THE PROBLEM
Wherever the word "Transfer" shows up in a line, please copy that line.

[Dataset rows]
* * * *

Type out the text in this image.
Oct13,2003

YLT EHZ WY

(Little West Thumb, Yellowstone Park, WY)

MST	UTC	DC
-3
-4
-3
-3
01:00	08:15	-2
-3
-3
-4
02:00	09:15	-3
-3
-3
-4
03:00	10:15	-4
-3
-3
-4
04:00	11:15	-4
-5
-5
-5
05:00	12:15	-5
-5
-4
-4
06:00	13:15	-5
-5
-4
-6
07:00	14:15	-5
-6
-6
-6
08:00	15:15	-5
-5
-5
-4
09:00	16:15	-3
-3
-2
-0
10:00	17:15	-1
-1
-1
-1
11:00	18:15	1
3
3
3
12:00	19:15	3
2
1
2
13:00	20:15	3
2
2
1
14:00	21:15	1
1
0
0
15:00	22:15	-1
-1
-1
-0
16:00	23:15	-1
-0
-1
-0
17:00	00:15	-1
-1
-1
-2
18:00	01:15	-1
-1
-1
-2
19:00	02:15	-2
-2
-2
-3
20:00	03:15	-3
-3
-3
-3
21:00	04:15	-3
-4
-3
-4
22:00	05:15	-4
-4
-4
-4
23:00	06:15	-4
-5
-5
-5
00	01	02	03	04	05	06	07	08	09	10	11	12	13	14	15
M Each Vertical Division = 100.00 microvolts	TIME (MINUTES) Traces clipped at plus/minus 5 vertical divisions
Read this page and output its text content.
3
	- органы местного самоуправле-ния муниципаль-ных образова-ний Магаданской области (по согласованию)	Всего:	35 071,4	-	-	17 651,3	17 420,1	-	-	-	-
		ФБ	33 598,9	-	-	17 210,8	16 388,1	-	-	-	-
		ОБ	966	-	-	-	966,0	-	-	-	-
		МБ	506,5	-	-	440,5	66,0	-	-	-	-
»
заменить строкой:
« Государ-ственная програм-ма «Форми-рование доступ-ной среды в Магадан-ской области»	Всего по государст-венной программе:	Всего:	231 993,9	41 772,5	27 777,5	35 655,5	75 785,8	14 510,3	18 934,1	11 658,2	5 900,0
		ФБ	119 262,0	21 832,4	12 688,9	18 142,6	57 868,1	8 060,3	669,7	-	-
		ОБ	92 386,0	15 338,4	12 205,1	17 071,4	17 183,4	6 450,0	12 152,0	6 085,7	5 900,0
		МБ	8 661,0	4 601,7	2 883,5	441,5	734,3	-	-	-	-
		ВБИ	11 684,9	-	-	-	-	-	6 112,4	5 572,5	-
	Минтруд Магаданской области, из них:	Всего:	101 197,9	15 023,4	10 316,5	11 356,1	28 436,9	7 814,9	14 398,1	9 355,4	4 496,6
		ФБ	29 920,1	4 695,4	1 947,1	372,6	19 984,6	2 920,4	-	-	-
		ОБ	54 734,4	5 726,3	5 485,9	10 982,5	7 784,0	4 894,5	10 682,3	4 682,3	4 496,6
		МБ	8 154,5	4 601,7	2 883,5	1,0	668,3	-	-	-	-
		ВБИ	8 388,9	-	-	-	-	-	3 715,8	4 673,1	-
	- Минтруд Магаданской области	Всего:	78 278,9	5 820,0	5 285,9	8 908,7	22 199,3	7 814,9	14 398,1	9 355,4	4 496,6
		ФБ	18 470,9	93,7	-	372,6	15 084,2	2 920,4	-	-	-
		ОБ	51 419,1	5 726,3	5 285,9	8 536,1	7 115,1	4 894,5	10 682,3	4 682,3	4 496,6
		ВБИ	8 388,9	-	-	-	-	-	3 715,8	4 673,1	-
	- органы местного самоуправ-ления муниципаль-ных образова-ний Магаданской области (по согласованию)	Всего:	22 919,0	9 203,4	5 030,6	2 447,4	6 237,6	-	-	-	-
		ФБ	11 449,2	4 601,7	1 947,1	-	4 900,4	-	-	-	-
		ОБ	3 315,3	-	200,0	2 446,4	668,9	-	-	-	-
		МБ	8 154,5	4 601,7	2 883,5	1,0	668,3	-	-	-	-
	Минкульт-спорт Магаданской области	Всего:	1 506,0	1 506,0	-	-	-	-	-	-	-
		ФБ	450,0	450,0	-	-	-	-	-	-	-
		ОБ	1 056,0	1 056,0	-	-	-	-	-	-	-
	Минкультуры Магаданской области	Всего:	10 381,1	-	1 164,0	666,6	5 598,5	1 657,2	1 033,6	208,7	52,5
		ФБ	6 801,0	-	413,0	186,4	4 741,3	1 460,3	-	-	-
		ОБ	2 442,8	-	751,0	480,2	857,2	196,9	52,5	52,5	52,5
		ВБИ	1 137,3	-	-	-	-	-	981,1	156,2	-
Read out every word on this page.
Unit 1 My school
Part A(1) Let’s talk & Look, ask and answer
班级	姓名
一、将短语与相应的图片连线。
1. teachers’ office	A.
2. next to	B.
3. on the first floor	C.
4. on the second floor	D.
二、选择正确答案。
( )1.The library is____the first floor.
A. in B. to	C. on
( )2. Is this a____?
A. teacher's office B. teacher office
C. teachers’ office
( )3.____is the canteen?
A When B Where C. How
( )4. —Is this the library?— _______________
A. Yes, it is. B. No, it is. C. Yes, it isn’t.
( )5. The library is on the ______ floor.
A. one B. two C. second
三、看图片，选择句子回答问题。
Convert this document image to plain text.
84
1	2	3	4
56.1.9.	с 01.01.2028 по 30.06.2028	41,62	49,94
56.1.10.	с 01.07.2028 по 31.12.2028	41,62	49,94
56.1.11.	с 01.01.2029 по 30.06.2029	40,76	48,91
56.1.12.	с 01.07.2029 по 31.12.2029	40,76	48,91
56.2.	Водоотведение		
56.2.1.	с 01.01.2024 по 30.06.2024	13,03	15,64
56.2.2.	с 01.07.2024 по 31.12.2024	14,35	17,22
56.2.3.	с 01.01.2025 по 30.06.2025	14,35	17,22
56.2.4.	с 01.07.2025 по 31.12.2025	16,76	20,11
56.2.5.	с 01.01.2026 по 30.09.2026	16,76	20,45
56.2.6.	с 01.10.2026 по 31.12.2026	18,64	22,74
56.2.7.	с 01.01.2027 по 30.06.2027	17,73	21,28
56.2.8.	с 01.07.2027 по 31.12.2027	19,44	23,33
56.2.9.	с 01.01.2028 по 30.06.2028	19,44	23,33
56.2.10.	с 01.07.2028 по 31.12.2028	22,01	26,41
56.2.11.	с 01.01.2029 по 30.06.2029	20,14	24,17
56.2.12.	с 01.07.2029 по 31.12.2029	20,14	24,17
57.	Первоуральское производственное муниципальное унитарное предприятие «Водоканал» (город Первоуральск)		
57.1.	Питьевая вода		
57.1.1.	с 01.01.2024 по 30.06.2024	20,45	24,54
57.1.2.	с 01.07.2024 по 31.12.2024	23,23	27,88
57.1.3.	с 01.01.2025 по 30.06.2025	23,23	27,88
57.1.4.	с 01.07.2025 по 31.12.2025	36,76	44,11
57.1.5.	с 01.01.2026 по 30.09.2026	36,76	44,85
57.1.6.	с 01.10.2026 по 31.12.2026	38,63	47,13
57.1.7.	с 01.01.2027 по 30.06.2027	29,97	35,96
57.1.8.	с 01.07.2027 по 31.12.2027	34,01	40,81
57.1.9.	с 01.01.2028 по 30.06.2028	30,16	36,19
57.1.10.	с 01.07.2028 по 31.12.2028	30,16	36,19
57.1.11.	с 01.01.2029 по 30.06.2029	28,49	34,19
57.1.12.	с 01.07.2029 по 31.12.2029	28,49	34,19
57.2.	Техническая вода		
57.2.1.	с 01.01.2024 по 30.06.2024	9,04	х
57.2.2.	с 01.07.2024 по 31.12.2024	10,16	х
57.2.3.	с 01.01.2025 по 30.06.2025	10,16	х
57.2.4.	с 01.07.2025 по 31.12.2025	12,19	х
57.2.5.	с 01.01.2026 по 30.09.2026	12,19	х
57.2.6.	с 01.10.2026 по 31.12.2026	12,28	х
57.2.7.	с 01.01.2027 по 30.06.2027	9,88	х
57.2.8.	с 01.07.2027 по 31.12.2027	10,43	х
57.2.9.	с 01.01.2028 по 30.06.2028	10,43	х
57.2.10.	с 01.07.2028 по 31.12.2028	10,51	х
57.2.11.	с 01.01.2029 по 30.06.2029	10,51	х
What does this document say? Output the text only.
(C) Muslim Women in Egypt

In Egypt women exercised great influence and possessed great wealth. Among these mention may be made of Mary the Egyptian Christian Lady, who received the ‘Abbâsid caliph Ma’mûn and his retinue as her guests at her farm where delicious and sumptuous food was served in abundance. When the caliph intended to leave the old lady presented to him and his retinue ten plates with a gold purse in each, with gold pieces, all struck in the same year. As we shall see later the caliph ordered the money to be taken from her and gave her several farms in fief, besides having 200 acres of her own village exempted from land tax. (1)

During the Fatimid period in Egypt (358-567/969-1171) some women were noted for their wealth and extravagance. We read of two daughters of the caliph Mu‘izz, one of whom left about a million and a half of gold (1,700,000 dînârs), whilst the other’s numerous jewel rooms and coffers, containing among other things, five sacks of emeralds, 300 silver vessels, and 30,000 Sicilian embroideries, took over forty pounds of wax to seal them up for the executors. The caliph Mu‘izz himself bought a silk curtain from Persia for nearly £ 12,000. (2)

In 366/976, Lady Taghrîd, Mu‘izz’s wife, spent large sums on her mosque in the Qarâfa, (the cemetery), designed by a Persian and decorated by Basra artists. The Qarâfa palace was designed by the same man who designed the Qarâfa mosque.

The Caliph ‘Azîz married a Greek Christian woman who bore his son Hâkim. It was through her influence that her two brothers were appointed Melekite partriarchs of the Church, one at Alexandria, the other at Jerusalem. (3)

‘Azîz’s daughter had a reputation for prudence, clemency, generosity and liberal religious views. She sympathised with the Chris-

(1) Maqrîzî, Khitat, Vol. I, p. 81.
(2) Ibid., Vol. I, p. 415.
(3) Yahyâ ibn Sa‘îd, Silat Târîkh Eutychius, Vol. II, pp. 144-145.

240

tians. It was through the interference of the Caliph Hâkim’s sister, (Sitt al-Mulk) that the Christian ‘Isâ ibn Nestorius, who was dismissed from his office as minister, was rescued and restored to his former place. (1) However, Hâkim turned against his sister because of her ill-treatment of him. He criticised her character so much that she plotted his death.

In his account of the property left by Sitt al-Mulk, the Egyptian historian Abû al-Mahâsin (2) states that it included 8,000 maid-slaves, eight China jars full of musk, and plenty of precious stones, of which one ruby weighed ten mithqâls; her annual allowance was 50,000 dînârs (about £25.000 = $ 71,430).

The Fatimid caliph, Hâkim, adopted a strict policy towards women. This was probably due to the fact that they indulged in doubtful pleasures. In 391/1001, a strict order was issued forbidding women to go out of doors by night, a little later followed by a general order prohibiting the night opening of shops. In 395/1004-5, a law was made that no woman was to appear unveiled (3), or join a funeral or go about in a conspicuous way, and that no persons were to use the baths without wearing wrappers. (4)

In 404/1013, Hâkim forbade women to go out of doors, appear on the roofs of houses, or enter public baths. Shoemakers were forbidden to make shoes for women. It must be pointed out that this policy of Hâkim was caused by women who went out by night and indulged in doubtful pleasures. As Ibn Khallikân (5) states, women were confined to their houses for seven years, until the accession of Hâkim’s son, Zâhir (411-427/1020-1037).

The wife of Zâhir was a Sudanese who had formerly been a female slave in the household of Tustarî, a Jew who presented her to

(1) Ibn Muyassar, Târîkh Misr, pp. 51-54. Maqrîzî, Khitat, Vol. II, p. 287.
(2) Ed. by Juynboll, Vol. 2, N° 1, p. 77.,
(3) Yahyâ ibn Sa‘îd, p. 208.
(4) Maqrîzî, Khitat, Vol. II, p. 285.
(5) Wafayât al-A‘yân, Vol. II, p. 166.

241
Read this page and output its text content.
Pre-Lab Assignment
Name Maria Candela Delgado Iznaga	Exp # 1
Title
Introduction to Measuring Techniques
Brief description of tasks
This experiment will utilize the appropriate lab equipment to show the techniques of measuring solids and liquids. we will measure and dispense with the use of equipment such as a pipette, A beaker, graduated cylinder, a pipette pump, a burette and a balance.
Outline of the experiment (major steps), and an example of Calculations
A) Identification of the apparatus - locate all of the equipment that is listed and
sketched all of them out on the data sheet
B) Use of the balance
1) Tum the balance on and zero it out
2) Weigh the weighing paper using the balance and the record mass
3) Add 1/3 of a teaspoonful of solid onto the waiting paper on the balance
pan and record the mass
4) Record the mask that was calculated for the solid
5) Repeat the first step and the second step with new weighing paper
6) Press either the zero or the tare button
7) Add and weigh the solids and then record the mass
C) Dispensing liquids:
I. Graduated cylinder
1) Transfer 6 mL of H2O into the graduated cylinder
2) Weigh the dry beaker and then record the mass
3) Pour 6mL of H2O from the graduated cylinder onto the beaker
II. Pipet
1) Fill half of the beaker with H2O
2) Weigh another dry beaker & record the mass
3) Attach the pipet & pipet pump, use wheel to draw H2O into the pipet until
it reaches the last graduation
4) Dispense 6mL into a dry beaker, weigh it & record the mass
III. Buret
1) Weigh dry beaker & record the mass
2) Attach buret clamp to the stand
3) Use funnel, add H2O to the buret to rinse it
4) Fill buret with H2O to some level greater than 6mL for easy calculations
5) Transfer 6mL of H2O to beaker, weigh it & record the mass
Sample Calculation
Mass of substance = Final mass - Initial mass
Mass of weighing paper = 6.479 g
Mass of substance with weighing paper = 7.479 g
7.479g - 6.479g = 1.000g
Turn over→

* * * *

RESPONSE TO THE TASK
1) Transfer 6 mL of H2O into the graduated cylinder
5) Transfer 6mL of H2O to beaker, weigh it & record the mass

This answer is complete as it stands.